# Scam warning.



## bikemad99 (Aug 17, 2006)

Over the last month I became a victim of a clever scam while out shopping. 
Simply going out to get supplies has turned out to be quite traumatic. 
Don't be naive enough to think it couldn't happen to you 

Here's how the scam works: 

Two seriously good-looking 20-21 year-old girls come over to your car as you are packing your shopping into the boot. 

They both start wiping your windshield with a rag and windscreen cleaner, with their breasts almost falling out of skimpy T-shirts. It is impossible not to look. 

When you thank them and offer them a tip, they say "No" and instead ask you for a ride to a nearby location. You agree and they get in the back seat. 

On the way, they start having sex with each other. Then one of them climbs over into the front seat and performs oral sex on you, while the other one steals your wallet. 

I had my wallet stolen on Febuary 4th, 9th, 10th, twice on the 15th, 17th, 20th, & 24th. Also March 1st - three times just yesterday and very likely again this coming weekend. 

So be careful.
Reg.


----------



## DTPCHEMICALS (Jul 24, 2006)

**Data lines**
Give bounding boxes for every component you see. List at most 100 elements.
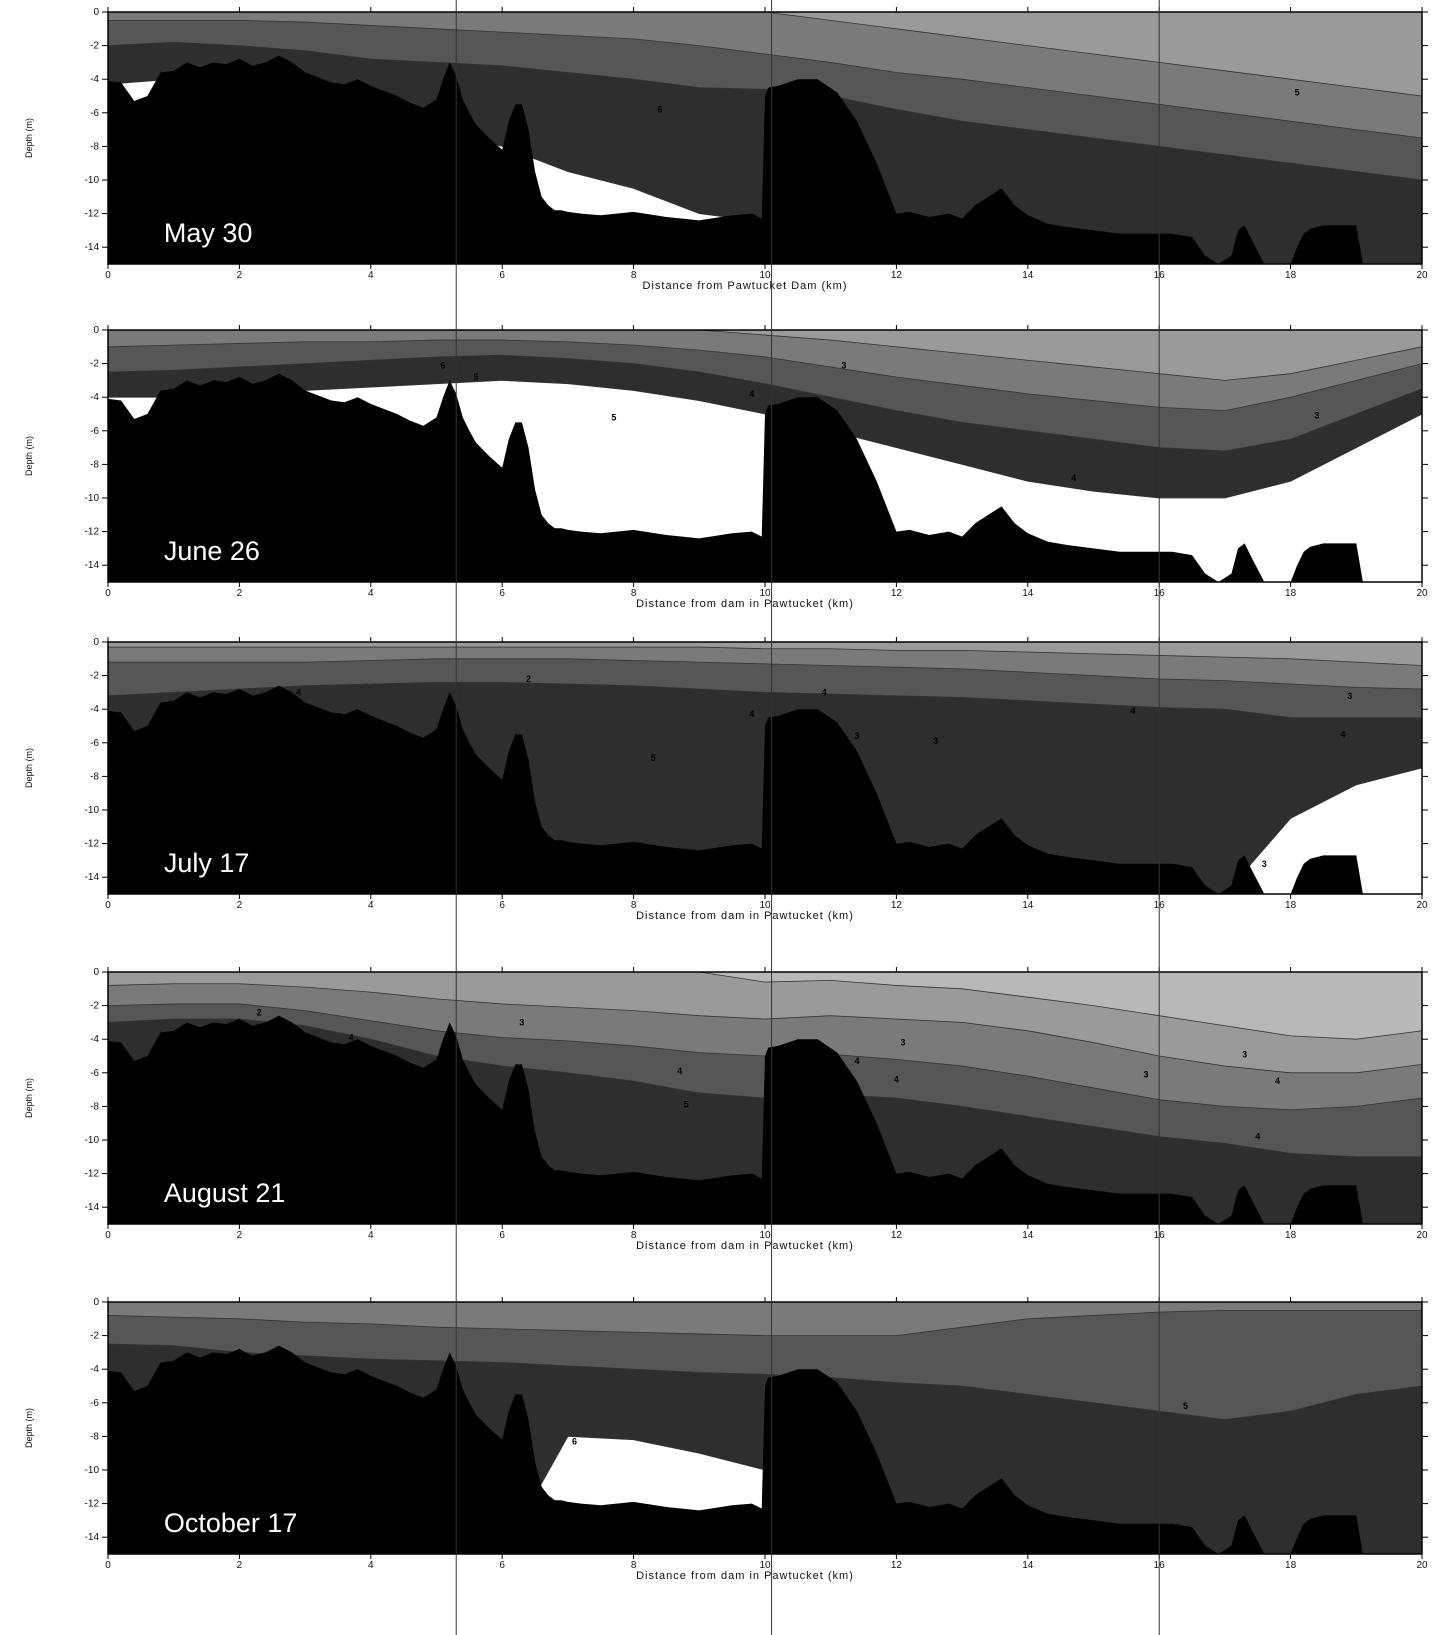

**Requests**
• a. In the scam warning post, change "shopping" to "running errands" and write out the passage that begins at the words "# Scam warning." and stops after "be quite traumatic.".
• b. Shorten the paragraph of the scam warning post that begins "When you thank them" while keeping its main facts.
• c. Proceed with the scam warning thread from the point where it stops.

**Answers to the problems**
• a.
# Scam warning.



## bikemad99 (Aug 17, 2006)

Over the last month I became a victim of a clever scam while out running errands. 
Simply going out to get supplies has turned out to be quite traumatic.

• b. If you thank them and offer a tip, they turn it down and ask for a ride somewhere nearby; once you agree, they get into the back seat.

• c.
They got me a couple of times too. :lol: :lol: :lol: :lol: :lol: :lol: 

Dave p


----------



## zappy61 (May 1, 2005)

Does oral sex mean they just talk about it? 

If so you really have been robbed!

Graham


----------



## Codfinger (Jan 11, 2008)

*scam*

Which Tesco carpark was that???


----------



## wasfitonce (Apr 27, 2009)

WHAT HAS HAPPENED TO THIS FORUM, WHEN WE HAVE TO READ FILTH LIKE THIS.


----------



## sheringham (Mar 24, 2006)

Where did the HAVE TO come from?


----------



## bikemad99 (Aug 17, 2006)

paulann said:


> WHAT HAS HAPPENED TO THIS FORUM, WHEN WE HAVE TO READ FILTH LIKE THIS.


Why are you shouting? Has something made you deaf? I was told it would make me blind.

Reg.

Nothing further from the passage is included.